* **JOB**: Below you will find a set of lines. Repeat them all exactly.
--- Start DATASET RECORDS ---
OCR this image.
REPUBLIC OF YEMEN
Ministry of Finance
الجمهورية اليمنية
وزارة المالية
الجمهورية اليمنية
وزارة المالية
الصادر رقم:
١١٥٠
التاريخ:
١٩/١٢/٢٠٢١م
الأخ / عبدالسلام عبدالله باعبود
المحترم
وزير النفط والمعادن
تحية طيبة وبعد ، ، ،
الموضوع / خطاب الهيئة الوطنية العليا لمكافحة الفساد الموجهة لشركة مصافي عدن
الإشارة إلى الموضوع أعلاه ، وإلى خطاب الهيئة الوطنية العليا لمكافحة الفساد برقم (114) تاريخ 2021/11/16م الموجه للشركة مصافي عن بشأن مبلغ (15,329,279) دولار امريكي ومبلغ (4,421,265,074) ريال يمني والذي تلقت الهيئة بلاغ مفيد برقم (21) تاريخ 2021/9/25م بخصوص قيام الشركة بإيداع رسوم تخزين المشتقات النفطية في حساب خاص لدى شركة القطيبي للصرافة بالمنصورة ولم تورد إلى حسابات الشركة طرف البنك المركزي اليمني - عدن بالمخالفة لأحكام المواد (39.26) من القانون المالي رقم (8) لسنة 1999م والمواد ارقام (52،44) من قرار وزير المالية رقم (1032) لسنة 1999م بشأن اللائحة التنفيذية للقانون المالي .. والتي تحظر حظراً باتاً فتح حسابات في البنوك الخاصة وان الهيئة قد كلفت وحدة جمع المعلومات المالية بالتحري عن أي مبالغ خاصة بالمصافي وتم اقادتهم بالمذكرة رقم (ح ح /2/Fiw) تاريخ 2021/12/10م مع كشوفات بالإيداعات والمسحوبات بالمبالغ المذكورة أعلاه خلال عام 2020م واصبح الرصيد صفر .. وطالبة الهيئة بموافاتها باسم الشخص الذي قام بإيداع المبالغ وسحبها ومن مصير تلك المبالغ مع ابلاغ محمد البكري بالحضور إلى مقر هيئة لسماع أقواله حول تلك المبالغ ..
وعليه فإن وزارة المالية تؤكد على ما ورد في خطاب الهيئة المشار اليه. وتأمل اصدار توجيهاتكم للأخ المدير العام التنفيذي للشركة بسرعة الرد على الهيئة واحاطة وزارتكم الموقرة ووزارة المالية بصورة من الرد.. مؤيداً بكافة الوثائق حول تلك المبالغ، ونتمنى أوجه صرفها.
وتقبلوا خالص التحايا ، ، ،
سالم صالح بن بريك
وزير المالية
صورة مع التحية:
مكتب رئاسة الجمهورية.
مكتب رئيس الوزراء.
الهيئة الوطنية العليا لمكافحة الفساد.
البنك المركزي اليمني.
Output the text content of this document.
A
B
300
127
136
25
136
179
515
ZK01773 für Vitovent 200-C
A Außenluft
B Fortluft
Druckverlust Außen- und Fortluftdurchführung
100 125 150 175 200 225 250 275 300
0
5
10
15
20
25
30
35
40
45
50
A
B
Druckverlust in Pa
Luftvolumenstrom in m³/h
--- End DATASET RECORDS ---
* **RESULT OF THE EXERCISE**:
OCR this image.
REPUBLIC OF YEMEN
Ministry of Finance
الجمهورية اليمنية
وزارة المالية
الجمهورية اليمنية
وزارة المالية
الصادر رقم:
١١٥٠
التاريخ:
١٩/١٢/٢٠٢١م
الأخ / عبدالسلام عبدالله باعبود
المحترم
وزير النفط والمعادن
تحية طيبة وبعد ، ، ،
الموضوع / خطاب الهيئة الوطنية العليا لمكافحة الفساد الموجهة لشركة مصافي عدن
الإشارة إلى الموضوع أعلاه ، وإلى خطاب الهيئة الوطنية العليا لمكافحة الفساد برقم (114) تاريخ 2021/11/16م الموجه للشركة مصافي عن بشأن مبلغ (15,329,279) دولار امريكي ومبلغ (4,421,265,074) ريال يمني والذي تلقت الهيئة بلاغ مفيد برقم (21) تاريخ 2021/9/25م بخصوص قيام الشركة بإيداع رسوم تخزين المشتقات النفطية في حساب خاص لدى شركة القطيبي للصرافة بالمنصورة ولم تورد إلى حسابات الشركة طرف البنك المركزي اليمني - عدن بالمخالفة لأحكام المواد (39.26) من القانون المالي رقم (8) لسنة 1999م والمواد ارقام (52،44) من قرار وزير المالية رقم (1032) لسنة 1999م بشأن اللائحة التنفيذية للقانون المالي .. والتي تحظر حظراً باتاً فتح حسابات في البنوك الخاصة وان الهيئة قد كلفت وحدة جمع المعلومات المالية بالتحري عن أي مبالغ خاصة بالمصافي وتم اقادتهم بالمذكرة رقم (ح ح /2/Fiw) تاريخ 2021/12/10م مع كشوفات بالإيداعات والمسحوبات بالمبالغ المذكورة أعلاه خلال عام 2020م واصبح الرصيد صفر .. وطالبة الهيئة بموافاتها باسم الشخص الذي قام بإيداع المبالغ وسحبها ومن مصير تلك المبالغ مع ابلاغ محمد البكري بالحضور إلى مقر هيئة لسماع أقواله حول تلك المبالغ ..
وعليه فإن وزارة المالية تؤكد على ما ورد في خطاب الهيئة المشار اليه. وتأمل اصدار توجيهاتكم للأخ المدير العام التنفيذي للشركة بسرعة الرد على الهيئة واحاطة وزارتكم الموقرة ووزارة المالية بصورة من الرد.. مؤيداً بكافة الوثائق حول تلك المبالغ، ونتمنى أوجه صرفها.
وتقبلوا خالص التحايا ، ، ،
سالم صالح بن بريك
وزير المالية
صورة مع التحية:
مكتب رئاسة الجمهورية.
مكتب رئيس الوزراء.
الهيئة الوطنية العليا لمكافحة الفساد.
البنك المركزي اليمني.
Output the text content of this document.
A
B
300
127
136
25
136
179
515
ZK01773 für Vitovent 200-C
A Außenluft
B Fortluft
Druckverlust Außen- und Fortluftdurchführung
100 125 150 175 200 225 250 275 300
0
5
10
15
20
25
30
35
40
45
50
A
B
Druckverlust in Pa
Luftvolumenstrom in m³/h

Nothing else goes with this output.